Consignes:
[1] Répondez à ces questions d'après l'extrait :
(a) Quelle série Kurosawa a-t-il réalisée en 2013 ?
(b) De qui est la pièce de théâtre dont sont tirés les deux films ?
(c) En combien de temps Invasion a-t-il été tourné ?
[2] Relevez toutes les personnes nommées dans l'extrait.
[3] Reproduisez le passage de l'extrait allant de « Ces deux films » à « trois semaines seulement. ».

Extrait choisi:
Kiyoshi Kurosawa occupe aujourd’hui dans le paysage cinématographique une position rare, sur la ligne séparant le grand auteur tenant la barre de son style et de ses obsessions de l’humble faiseur navigant au gré des vents de l’industrie. Cette position se manifeste notamment à travers une caractéristique de son travail : la sérialité. Non seulement il réalise ponctuellement des séries (on se souvient de Shokuzai, en 2013), mais toute son œuvre témoigne d’une capacité à composer et recomposer des récits à partir d’une base restreinte d’éléments narratifs ou formels[11] [11] Voir notamment la présentation que Diane Arnaud fait de la carrière de Kurosawa dans son ouvrage Kiyoshi Kurosawa, mémoire de la disparition, Pertuis, Rouge Profond, 2007, p. 26-31. Mais voir les films aussi. . Cette caractéristique se trouve aujourd’hui fortement mise en évidence par la sortie à six mois d’intervalles d’Avant que nous disparaissions et d’Invasion, tous les deux étant tirés d’une même pièce de théâtre de Tomohiro Maekawa où des extra-terrestres descendent sur terre pour enquêter sur les humains en leur volant des concepts.
Ces deux films constituent ainsi à leur manière une sorte de mini-série officieuse à l’intérieur de laquelle chaque adaptation présente plusieurs différences à partir d’une matrice commune, sans que l’on sache très bien si celles-ci résultent des conditions de production respectives ou d’une volonté du cinéaste. Car si Avant que nous disparaissions avait été produit pour le cinéma, Invasion l’a été par une chaîne de télévision qui l’a diffusé au Japon sous la forme d’une série de cinq épisodes, la « version cinéma » sortie en France étant le fruit d’un léger travail de remontage. Produit télévisuel, Invasion a bénéficié d’un budget moins élevé et a été tourné en trois semaines seulement.

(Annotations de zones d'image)

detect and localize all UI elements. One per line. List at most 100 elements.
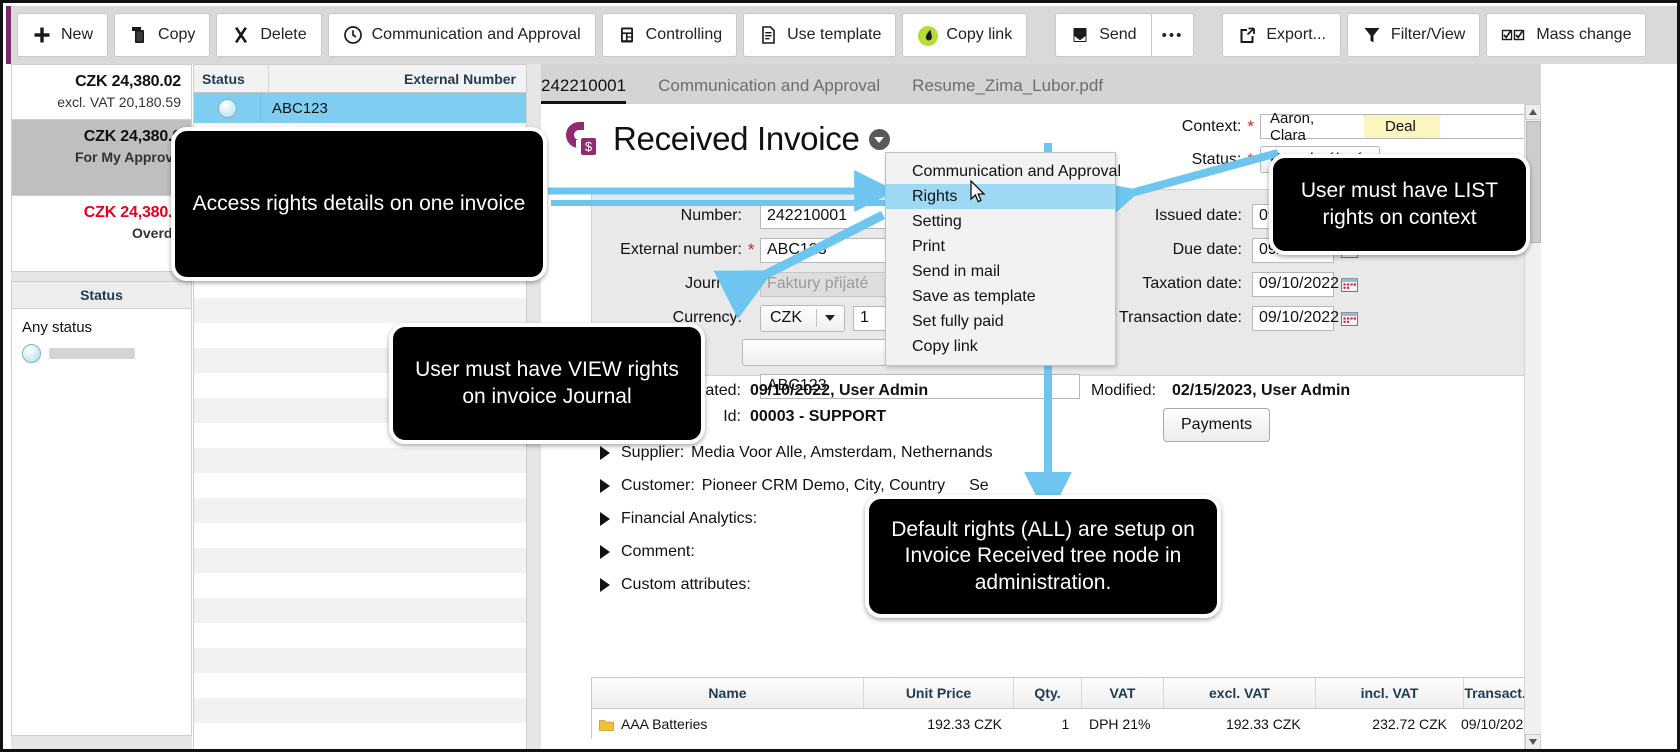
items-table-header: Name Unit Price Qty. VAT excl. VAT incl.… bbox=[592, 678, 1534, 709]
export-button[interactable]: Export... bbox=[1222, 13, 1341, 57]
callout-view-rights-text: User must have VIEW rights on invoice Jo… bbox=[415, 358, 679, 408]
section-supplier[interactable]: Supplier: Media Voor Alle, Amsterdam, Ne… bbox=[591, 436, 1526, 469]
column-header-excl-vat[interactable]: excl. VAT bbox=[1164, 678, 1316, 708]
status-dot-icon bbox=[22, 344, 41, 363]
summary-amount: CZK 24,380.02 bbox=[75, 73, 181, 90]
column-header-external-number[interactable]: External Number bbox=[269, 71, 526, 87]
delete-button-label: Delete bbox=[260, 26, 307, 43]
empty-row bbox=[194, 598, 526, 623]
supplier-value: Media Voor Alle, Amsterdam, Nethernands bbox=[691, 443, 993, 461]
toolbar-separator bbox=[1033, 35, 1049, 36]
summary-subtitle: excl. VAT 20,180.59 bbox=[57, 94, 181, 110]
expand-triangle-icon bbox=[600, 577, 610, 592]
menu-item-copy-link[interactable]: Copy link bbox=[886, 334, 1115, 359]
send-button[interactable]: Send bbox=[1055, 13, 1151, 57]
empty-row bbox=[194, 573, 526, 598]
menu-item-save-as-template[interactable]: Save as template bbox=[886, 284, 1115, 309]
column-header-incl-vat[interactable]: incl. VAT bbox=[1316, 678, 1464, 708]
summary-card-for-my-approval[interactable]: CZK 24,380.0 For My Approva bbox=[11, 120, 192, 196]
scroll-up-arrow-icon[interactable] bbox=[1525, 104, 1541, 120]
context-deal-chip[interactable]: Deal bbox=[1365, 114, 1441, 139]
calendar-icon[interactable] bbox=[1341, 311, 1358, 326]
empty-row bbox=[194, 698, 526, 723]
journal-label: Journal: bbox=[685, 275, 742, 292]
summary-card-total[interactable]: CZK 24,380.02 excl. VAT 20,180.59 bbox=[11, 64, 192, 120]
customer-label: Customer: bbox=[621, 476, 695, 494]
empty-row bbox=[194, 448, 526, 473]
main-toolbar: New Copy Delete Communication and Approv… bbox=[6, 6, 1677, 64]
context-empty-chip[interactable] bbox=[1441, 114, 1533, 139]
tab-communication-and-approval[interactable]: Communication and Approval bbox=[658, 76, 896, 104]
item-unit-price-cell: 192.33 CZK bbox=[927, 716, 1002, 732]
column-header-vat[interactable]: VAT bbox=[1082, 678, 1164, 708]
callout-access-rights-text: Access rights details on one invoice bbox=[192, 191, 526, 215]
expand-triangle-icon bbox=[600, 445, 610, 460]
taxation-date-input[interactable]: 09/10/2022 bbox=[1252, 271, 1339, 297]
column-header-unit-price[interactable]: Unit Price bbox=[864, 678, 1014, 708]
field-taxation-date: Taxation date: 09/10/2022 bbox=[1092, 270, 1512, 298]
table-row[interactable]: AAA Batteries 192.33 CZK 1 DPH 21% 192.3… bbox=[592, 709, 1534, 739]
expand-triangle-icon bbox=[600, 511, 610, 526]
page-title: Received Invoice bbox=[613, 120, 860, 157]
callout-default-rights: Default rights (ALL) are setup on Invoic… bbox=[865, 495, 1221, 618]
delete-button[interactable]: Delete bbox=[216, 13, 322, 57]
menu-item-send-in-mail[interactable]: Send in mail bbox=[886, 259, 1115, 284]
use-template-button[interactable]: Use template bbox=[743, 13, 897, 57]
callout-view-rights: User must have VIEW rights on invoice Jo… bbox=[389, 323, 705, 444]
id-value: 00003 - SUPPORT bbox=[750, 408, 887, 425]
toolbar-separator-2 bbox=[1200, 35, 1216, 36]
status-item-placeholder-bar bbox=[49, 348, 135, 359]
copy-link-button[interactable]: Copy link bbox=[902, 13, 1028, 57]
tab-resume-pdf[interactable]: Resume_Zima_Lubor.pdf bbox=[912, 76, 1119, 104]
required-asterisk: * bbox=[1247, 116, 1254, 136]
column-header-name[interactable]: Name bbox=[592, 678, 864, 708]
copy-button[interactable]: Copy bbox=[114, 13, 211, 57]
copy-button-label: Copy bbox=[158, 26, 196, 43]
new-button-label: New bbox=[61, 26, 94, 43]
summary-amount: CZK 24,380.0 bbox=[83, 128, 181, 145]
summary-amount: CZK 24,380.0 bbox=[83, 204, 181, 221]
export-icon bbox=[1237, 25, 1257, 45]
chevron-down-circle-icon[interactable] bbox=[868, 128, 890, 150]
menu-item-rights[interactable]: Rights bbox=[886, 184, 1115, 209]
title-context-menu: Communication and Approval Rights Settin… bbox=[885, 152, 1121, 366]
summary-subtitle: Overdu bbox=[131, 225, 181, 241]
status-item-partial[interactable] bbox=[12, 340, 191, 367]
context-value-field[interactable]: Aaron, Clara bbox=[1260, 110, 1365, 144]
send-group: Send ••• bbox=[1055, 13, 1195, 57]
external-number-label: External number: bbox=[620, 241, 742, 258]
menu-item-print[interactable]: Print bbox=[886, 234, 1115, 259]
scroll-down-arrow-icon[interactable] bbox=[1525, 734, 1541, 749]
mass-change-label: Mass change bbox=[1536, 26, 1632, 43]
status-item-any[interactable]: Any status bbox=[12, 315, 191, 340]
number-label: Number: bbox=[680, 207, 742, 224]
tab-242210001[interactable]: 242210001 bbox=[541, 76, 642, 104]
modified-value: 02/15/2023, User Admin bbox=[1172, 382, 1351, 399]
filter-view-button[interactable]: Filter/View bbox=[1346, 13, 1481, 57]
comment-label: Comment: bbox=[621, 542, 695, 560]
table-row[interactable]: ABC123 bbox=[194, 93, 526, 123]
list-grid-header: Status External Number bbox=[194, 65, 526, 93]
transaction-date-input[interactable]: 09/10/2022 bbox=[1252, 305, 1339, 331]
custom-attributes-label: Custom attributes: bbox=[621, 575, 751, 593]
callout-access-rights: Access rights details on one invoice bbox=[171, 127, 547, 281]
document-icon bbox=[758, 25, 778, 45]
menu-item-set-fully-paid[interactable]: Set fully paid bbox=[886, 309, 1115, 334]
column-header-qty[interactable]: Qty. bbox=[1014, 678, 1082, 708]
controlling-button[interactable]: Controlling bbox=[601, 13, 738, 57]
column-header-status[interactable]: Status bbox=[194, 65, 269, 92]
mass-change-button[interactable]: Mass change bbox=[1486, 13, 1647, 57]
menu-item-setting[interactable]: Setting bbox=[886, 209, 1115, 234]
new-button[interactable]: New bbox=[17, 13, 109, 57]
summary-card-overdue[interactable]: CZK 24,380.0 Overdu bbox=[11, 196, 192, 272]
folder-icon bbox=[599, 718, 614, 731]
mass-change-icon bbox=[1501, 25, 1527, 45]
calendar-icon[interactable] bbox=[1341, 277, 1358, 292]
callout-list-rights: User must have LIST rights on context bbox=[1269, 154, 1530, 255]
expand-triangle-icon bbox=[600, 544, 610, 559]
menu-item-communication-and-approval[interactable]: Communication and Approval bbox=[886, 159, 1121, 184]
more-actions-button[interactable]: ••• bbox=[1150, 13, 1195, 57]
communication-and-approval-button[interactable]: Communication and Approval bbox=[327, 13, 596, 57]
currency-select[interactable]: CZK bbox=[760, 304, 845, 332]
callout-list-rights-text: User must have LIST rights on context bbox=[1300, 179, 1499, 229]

Corrigé:
[1]
(a) Shokuzai.
(b) De Tomohiro Maekawa.
(c) En trois semaines seulement.

[2] Kiyoshi Kurosawa, Diane Arnaud, Tomohiro Maekawa.

[3]
Ces deux films constituent ainsi à leur manière une sorte de mini-série officieuse à l’intérieur de laquelle chaque adaptation présente plusieurs différences à partir d’une matrice commune, sans que l’on sache très bien si celles-ci résultent des conditions de production respectives ou d’une volonté du cinéaste. Car si Avant que nous disparaissions avait été produit pour le cinéma, Invasion l’a été par une chaîne de télévision qui l’a diffusé au Japon sous la forme d’une série de cinq épisodes, la « version cinéma » sortie en France étant le fruit d’un léger travail de remontage. Produit télévisuel, Invasion a bénéficié d’un budget moins élevé et a été tourné en trois semaines seulement.